■ 任务
请从下方这篇手性纳米结构讲座介绍原文的最后一句之后接着往下写。

■ 原文
2022年2月17日晚八点，iCANX Talks 第131期将在iCANX平台上线！本期我们邀请到美国艺术与科学院，美国国家发明家科学院院士、密歇根大学教授Nicholas A. Kotov带来题为《纳米结构：手性，复杂性与图论》的精彩讲座！更多精彩，敬请期待！

从达芬奇开始，科学研究就致力于通过非生物方法将大自然中历经进化筛选后的特殊分子，组织或生物体形貌制备出来。其中，由金属，半导体或陶瓷材料构筑的手性纳米结构（chiral nanostructures）就是拥有特殊几何构型的材料中发展迅速的一大类。除去这类材料迷人的光学，催化及生物性质之外，我们对其手性纳米结构的深入研究也带来了新的发现。不同于其它几何特性，镜像非对称性（即手性）与材料的尺度无关。因此，研究手性纳米基元的合成及组装过程可以让我们更加了解大自然是如何从几何构型简单的组装单元“大杂烩”中构造出功能复杂且自适应的宏观材料的。通过分析由手性纳米颗粒层级组装而成的宏观材料，我们探究了该体系中功能复杂性的形成机理及其受颗粒结构多样性的影响程度。

Since Leonardo Da Vinci discoveries in science and engineering were inspired by evolution-optimized geometry of molecules, tissues, and organisms found in biology using non-biological preparatory techniques. Chiral nanostructures – a large and rapidly evolving class of metal, semiconductor, and ceramic materials is one of these materials.  Besides fascinating optical, catalytic, and biological properties, the studies of chiral nanostructures revealed something more.  Unlike other geometric properties, mirror asymmetry is invariant to scales.  Thus, the synthesis and self-assembly of chiral nanostructures showed how basic geometric properties of the ‘messy soup’ of Nature’s smallest building blocks can produce highly complex functional and adaptable structures at macroscale. Analysis of the hierarchically organized micro- and macrostructures obtained by self-assembly of the chiral nanoparticles (NPs) demonstrated the mechanism of emergence of functional complexity in such systems and how such diversity of the building blocks contributes to it.

■ 提取数据
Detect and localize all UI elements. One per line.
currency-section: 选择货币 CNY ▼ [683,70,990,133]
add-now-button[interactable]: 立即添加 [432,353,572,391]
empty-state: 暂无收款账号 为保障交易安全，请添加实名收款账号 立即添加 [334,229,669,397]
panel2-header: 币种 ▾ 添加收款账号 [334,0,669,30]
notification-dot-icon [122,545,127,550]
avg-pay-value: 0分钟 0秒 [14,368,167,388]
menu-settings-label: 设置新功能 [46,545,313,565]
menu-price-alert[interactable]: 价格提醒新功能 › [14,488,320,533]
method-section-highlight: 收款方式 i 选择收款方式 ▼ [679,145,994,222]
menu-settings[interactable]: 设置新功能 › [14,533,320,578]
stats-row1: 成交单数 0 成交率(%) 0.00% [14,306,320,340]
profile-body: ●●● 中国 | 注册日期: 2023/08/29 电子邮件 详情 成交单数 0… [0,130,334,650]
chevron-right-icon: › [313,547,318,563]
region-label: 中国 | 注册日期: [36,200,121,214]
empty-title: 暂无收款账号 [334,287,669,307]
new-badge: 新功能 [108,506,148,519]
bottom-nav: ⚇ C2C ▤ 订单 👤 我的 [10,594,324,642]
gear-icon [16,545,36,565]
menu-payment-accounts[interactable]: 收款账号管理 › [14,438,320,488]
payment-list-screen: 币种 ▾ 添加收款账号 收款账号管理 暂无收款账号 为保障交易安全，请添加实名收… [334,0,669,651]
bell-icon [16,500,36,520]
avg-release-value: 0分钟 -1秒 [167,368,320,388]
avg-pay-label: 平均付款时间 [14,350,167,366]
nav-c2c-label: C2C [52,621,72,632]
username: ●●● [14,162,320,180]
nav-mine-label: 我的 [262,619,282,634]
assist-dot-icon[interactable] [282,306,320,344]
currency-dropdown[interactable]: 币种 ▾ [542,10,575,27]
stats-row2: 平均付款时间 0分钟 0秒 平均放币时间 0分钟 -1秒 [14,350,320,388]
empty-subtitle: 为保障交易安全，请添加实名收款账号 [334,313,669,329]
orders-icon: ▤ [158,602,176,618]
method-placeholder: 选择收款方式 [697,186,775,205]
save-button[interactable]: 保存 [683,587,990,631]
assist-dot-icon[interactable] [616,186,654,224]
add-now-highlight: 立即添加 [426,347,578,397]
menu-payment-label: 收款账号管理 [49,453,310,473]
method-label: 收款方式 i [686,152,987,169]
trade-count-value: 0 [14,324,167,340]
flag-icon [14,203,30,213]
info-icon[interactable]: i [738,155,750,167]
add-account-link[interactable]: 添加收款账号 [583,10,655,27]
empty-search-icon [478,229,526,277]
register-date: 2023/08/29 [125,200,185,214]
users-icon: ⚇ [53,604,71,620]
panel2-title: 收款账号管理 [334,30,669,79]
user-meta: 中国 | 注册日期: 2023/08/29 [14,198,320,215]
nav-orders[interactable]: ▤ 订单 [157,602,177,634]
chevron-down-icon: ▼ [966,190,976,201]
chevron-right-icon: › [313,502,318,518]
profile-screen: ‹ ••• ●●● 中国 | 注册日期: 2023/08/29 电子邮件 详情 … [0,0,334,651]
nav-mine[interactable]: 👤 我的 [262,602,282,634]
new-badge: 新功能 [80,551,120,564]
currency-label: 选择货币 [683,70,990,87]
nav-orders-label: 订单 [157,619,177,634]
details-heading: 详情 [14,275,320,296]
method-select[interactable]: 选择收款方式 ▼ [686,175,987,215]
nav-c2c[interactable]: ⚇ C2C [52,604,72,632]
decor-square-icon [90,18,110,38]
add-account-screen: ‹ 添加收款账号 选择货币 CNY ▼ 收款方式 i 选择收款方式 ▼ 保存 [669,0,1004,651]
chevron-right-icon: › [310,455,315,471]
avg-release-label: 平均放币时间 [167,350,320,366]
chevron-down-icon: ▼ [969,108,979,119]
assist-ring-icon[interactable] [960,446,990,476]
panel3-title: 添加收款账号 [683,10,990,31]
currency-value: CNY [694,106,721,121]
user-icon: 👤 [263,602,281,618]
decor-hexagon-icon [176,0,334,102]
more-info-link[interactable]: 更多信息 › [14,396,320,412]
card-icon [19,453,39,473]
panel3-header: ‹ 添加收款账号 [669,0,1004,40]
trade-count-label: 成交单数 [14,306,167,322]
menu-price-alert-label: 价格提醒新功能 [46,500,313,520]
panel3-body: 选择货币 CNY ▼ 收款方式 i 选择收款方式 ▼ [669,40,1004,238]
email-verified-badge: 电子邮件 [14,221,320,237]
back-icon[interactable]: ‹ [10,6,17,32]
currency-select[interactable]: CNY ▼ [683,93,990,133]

■ 本题作答
以上发现是通过图论（graph theory，GT）实现的，具体来说，我们将手性纳米颗粒描述为节点，将纳米颗粒间的界面描述为边，然后应用图论对组装体的结构复杂程度进行计算与定量研究。举例来说，图1展示的是一种类刺猬形扭曲尖峰结构，该结构由多分散的金-半胱氨酸纳米片基元层级组装而成，通过研究该结构我们发现：（a）层级组装产物的结构复杂度不依赖于组装基元的单分散性；（b）从合成基元出发制得的结构复杂指数（complex index, CI）高于其对应的生物原型结构；（c）组装结构的复杂度来源于相互竞争的手性组装限制条件。除了用于对“手性刺猬”形貌的描述，图论也可被用于研究可组装为分子构型的纳米颗粒体系。

These findings became possible by applying graph theory (GT) for calculation of the quantitative measures of their complexity by describing the constituent NPs as nodes and the interfaces between them as edges of graphs. Taking an example of hierarchically organized particles with twisted spikes from polydisperse Au-Cystein nanoplatelets in Fig. 1, we found that (a) formation of complex structures does not require monodispersity; (b) complexity index  (CI) of the synthetic particles can be higher than biological prototypes; and (c) complexity emerges from competing chirality-dependent assembly restrictions. The GT description of chiral hedgehogs can also be expanded to other nanoscale structures creating analogs of chemical formulas for particle systems.

除去探索结构手性与复杂度的关系，图论对纳米结构的分析也促成了对仿生材料结构有序无序度的定量描述，而有序度对于材料的功能性来说至关重要。将图论的研究对象从粒子延伸到化合物标志着这种方法从基于试错的工程尝试向多属性功能材料设计的转变。通过利用图论对芳纶网络结构进行多参数优化，我们得到了可用于机器人电池或生物医疗植入体的材料。（图2）虽然仍处于研究初级阶段，我们相信这种基于图论对仿生材料进行工程设计的方法前景光明。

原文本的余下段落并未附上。